* Testo estratto:

Risultati in ambito psicofarmacologico e genetico. - Accanto a questi filoni di ricerca, che puntano a un'analisi dei rapporti tra struttura e funzione attraverso approcci che tentano di fondere le neuroscienze e le scienze del comportamento con altre discipline, non ultima la scienza dell'informazione, altre due linee di ricerca della p. hanno prodotto interessanti risultati in questi ultimi anni: la psicofarmacologia e lo studio dei rapporti tra comportamento e fattori genetici e molecolari.

Nel primo caso, partendo dalle ricerche volte a chiarire il meccanismo d'azione degli psicofarmaci sintetici, si è arrivati a comprendere che diverse sostanze prodotte dal cervello, di cui gli psicofarmaci imitano l'azione, possono indurre stati ansiosi o di calma, confusionali o psicotici. Così, partendo da ricerche sull'azione di sostanze estranee al nostro organismo, come la morfina o l'eroina, è stato possibile scoprire che esistono oppioidi endogeni, come le encefaline e le endorfine (Hughes e Kosterlitz 1975), che modificano diversi aspetti del nostro comportamento emotivo e modulano i processi mnestici agendo su quegli stessi recettori localizzati a livello del sistema limbico su cui agiscono, con effetti sedativi e piacevoli, i derivati naturali o sintetici dell'oppio.

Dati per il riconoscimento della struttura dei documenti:
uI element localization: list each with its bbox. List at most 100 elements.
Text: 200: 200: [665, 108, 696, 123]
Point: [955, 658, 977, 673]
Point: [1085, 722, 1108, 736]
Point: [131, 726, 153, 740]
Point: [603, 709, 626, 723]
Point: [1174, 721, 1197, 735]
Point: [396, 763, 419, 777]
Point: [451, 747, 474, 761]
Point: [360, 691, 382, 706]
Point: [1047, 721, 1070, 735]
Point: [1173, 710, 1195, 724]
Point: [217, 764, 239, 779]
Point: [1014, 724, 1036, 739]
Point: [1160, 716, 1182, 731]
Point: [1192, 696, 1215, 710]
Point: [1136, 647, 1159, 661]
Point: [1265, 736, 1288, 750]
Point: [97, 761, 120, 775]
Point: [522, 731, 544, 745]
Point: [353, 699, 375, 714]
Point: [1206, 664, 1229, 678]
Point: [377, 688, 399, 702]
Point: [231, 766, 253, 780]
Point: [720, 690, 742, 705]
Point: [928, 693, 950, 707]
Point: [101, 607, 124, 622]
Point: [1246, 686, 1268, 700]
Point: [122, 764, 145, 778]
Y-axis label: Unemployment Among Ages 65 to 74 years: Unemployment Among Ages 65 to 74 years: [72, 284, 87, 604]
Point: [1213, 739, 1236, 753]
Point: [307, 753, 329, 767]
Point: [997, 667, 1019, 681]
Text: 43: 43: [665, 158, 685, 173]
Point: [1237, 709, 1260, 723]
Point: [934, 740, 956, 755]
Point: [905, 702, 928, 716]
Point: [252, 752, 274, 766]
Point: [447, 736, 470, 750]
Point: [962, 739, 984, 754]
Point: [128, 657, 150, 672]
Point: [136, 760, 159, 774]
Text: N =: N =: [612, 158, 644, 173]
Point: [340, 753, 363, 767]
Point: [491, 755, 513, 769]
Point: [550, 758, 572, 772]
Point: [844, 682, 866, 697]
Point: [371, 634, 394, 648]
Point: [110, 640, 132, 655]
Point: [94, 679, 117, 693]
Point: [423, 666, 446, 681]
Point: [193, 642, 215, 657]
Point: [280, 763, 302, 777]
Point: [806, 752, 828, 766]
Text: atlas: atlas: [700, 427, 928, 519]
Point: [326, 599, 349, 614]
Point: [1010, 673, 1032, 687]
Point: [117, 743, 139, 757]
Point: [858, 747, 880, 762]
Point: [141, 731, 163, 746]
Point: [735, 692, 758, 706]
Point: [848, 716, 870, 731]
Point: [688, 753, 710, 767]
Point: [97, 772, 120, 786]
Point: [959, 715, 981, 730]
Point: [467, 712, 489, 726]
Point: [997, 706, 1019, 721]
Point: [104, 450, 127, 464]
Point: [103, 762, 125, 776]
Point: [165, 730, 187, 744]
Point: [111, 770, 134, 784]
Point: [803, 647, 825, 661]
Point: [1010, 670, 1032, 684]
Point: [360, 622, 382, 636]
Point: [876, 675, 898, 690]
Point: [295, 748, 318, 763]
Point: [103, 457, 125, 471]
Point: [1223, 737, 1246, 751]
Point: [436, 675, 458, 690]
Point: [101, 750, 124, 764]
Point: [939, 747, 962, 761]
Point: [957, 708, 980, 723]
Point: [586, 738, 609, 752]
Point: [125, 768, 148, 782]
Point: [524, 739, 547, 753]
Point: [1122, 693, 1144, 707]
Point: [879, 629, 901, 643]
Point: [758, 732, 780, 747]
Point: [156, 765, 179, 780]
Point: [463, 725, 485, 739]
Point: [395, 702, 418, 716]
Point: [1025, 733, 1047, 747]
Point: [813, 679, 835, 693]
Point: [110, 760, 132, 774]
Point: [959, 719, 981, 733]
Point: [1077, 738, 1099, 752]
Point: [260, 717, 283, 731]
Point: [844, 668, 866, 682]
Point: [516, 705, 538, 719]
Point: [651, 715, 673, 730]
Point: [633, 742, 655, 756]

* Descrizione del compito:
Stampi senza alcuna modifica il passo del testo estratto che va da "Nel primo caso, partendo" a "o sintetici dell'oppio.". Le voci costituiscono materiale distinto e indipendente dal testo.

* Risposta scritta:
Nel primo caso, partendo dalle ricerche volte a chiarire il meccanismo d'azione degli psicofarmaci sintetici, si è arrivati a comprendere che diverse sostanze prodotte dal cervello, di cui gli psicofarmaci imitano l'azione, possono indurre stati ansiosi o di calma, confusionali o psicotici. Così, partendo da ricerche sull'azione di sostanze estranee al nostro organismo, come la morfina o l'eroina, è stato possibile scoprire che esistono oppioidi endogeni, come le encefaline e le endorfine (Hughes e Kosterlitz 1975), che modificano diversi aspetti del nostro comportamento emotivo e modulano i processi mnestici agendo su quegli stessi recettori localizzati a livello del sistema limbico su cui agiscono, con effetti sedativi e piacevoli, i derivati naturali o sintetici dell'oppio.